What you have to do
Return each line of the entries below that contains the string "Arithmetic". Case matters.

Layout annotation data:
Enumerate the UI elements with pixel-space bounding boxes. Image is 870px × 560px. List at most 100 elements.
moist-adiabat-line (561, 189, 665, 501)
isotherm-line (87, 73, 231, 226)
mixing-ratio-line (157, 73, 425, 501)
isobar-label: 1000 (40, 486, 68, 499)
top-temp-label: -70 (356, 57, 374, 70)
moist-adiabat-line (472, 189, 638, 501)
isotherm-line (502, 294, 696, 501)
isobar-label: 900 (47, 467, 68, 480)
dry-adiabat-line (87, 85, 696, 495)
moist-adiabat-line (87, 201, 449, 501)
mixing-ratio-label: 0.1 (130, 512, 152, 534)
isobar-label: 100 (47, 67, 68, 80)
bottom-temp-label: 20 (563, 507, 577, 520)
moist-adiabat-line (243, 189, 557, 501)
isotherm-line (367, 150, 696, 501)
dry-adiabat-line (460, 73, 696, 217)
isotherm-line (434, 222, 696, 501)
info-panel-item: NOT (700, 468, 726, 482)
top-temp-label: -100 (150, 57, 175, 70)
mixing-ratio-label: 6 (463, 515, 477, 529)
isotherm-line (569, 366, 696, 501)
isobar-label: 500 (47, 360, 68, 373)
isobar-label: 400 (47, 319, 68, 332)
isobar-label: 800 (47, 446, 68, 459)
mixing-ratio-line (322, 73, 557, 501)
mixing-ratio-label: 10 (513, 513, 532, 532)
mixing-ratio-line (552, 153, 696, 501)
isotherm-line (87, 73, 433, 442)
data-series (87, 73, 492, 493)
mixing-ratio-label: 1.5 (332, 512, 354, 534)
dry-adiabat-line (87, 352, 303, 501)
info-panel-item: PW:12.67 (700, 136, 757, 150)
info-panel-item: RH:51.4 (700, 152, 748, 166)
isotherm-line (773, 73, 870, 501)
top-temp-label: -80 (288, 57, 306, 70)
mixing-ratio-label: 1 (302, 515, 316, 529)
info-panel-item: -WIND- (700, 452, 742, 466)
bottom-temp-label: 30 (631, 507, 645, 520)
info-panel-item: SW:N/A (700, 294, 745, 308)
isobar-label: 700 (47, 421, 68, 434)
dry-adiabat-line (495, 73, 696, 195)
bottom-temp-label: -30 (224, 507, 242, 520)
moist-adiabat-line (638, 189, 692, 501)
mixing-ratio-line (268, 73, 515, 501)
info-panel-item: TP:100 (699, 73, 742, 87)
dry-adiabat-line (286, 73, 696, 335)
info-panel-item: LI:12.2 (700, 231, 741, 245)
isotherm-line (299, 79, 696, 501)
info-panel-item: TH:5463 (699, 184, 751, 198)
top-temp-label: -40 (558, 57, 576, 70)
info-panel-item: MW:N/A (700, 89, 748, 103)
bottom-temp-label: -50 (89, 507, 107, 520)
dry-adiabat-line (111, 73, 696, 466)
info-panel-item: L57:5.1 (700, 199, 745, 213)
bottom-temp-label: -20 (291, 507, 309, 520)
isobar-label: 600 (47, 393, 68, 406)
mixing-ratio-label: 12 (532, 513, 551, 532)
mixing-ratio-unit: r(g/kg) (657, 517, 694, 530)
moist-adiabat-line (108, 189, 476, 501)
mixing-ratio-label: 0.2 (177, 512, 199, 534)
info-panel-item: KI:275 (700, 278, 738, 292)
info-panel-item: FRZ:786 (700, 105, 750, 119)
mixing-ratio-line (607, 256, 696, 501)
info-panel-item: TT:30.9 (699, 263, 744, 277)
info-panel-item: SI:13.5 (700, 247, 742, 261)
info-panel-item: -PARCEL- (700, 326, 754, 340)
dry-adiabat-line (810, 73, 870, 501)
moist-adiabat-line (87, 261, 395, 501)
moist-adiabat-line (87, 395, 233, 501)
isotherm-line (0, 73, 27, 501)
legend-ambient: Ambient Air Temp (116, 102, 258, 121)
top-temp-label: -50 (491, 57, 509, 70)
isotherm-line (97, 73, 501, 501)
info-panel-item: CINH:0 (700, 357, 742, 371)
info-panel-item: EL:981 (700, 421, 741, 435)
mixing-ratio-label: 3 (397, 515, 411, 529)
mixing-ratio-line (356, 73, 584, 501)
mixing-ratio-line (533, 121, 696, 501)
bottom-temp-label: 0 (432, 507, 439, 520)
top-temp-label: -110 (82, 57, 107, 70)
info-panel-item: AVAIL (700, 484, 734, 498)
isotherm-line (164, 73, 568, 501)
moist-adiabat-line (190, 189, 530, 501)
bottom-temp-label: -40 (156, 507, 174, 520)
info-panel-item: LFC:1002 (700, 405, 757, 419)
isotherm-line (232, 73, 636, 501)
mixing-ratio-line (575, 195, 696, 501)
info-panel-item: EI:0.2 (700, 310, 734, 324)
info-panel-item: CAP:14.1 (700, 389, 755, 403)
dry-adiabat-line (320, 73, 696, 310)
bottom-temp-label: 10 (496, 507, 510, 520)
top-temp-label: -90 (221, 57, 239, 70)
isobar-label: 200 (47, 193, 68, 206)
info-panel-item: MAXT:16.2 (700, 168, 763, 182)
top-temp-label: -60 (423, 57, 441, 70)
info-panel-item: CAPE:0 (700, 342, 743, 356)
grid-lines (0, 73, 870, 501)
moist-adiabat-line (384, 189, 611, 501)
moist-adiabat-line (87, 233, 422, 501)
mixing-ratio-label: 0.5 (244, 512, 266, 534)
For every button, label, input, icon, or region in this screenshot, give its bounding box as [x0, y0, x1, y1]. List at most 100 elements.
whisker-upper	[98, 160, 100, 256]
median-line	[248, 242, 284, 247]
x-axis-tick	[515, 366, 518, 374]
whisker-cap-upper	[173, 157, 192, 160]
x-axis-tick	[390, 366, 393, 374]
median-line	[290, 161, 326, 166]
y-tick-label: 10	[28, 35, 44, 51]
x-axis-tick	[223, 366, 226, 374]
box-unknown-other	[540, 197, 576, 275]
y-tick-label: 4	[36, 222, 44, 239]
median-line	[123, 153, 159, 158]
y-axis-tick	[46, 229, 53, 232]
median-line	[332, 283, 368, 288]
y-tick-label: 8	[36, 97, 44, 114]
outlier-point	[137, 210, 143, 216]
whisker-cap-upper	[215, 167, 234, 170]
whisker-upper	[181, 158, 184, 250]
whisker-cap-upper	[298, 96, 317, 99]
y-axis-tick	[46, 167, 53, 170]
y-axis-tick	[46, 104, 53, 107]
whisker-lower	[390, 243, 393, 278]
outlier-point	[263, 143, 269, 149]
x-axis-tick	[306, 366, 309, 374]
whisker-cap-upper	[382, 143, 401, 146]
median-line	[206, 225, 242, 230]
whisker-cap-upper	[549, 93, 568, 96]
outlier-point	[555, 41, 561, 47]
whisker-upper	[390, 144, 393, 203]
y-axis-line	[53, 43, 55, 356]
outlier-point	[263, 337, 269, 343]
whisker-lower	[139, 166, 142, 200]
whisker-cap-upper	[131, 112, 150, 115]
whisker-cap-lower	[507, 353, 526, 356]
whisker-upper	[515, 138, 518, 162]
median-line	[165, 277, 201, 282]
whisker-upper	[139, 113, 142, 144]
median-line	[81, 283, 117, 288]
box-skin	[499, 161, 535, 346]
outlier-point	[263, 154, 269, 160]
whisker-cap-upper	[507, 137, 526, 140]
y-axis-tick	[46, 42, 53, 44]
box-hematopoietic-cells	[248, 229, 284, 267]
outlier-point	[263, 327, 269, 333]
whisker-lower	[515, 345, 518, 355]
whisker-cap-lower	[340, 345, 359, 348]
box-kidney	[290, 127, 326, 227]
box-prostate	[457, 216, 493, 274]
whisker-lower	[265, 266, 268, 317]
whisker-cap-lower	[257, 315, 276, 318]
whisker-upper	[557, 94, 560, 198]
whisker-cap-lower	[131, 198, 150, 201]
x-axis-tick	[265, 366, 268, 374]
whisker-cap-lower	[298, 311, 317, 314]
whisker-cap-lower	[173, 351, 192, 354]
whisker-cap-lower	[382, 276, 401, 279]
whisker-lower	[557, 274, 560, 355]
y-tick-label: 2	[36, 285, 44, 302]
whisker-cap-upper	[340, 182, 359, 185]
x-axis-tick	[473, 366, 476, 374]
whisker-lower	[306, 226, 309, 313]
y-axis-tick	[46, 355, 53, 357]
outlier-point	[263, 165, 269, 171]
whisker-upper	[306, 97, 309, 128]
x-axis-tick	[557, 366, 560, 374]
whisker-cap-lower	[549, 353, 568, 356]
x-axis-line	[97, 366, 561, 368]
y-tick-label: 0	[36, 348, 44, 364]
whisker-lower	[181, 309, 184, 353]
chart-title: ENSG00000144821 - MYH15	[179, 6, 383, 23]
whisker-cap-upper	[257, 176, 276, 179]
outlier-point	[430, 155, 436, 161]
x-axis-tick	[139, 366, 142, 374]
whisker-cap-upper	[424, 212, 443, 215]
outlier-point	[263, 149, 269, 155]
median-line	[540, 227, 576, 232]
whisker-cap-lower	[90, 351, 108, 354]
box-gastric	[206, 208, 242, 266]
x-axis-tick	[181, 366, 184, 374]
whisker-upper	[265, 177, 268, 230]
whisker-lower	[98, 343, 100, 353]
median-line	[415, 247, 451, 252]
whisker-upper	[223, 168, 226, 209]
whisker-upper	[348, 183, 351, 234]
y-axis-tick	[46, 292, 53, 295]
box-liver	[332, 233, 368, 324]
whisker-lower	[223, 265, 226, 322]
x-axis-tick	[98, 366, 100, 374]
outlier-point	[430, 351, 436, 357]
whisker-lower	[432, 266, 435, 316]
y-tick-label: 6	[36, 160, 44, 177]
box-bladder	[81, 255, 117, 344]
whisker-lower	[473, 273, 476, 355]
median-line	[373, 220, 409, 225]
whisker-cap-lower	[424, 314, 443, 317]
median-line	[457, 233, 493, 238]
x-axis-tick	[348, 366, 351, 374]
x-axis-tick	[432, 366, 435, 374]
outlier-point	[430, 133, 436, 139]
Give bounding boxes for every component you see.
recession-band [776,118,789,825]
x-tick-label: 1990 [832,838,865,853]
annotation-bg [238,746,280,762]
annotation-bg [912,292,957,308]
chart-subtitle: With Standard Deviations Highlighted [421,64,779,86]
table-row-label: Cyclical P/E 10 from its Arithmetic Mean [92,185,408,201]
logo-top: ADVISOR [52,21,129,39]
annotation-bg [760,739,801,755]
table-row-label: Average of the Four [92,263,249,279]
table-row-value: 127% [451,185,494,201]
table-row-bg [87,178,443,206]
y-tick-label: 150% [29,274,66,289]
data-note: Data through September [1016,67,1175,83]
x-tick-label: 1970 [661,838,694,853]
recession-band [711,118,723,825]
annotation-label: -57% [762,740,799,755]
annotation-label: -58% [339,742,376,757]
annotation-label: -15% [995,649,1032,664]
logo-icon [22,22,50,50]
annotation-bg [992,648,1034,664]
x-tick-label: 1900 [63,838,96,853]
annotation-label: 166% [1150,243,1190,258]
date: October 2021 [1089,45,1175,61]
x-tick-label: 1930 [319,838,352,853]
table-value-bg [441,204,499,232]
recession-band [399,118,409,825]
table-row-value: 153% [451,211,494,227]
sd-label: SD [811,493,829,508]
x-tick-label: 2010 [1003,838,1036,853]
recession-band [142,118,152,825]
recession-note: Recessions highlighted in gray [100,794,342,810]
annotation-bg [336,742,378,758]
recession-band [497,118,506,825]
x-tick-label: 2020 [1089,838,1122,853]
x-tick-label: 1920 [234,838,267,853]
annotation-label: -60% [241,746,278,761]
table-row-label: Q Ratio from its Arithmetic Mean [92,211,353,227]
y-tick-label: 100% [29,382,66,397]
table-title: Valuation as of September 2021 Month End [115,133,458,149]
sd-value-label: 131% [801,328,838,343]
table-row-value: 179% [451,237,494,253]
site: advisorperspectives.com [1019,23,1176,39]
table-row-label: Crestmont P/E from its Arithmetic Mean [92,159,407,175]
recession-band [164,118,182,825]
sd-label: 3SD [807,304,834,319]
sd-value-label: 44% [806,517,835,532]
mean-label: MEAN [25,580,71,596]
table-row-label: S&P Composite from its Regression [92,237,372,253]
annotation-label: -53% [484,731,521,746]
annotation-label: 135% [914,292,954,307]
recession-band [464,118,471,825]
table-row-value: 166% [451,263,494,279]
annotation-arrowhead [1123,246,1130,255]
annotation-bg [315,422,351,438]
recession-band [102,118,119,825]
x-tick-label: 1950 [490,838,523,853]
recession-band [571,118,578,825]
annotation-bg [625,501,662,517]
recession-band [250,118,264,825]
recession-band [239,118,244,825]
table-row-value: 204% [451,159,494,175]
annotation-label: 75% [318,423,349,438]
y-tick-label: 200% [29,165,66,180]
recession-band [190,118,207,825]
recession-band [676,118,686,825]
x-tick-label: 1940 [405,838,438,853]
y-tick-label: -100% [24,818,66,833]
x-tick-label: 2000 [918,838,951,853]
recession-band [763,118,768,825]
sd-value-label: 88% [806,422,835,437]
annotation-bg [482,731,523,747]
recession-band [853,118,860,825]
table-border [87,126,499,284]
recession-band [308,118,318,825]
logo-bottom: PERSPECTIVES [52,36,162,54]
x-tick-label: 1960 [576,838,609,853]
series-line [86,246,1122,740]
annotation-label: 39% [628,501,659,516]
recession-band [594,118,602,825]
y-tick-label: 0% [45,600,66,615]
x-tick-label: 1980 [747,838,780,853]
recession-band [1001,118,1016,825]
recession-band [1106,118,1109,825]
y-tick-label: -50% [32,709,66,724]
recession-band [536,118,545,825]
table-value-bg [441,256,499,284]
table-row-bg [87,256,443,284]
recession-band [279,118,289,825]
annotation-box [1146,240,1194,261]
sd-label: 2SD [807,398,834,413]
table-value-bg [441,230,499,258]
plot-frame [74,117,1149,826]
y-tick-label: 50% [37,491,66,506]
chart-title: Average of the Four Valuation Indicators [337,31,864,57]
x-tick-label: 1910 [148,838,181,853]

Completed exercise
table-row-label: Cyclical P/E 10 from its Arithmetic Mean [92,185,408,201]
table-row-label: Q Ratio from its Arithmetic Mean [92,211,353,227]
table-row-label: Crestmont P/E from its Arithmetic Mean [92,159,407,175]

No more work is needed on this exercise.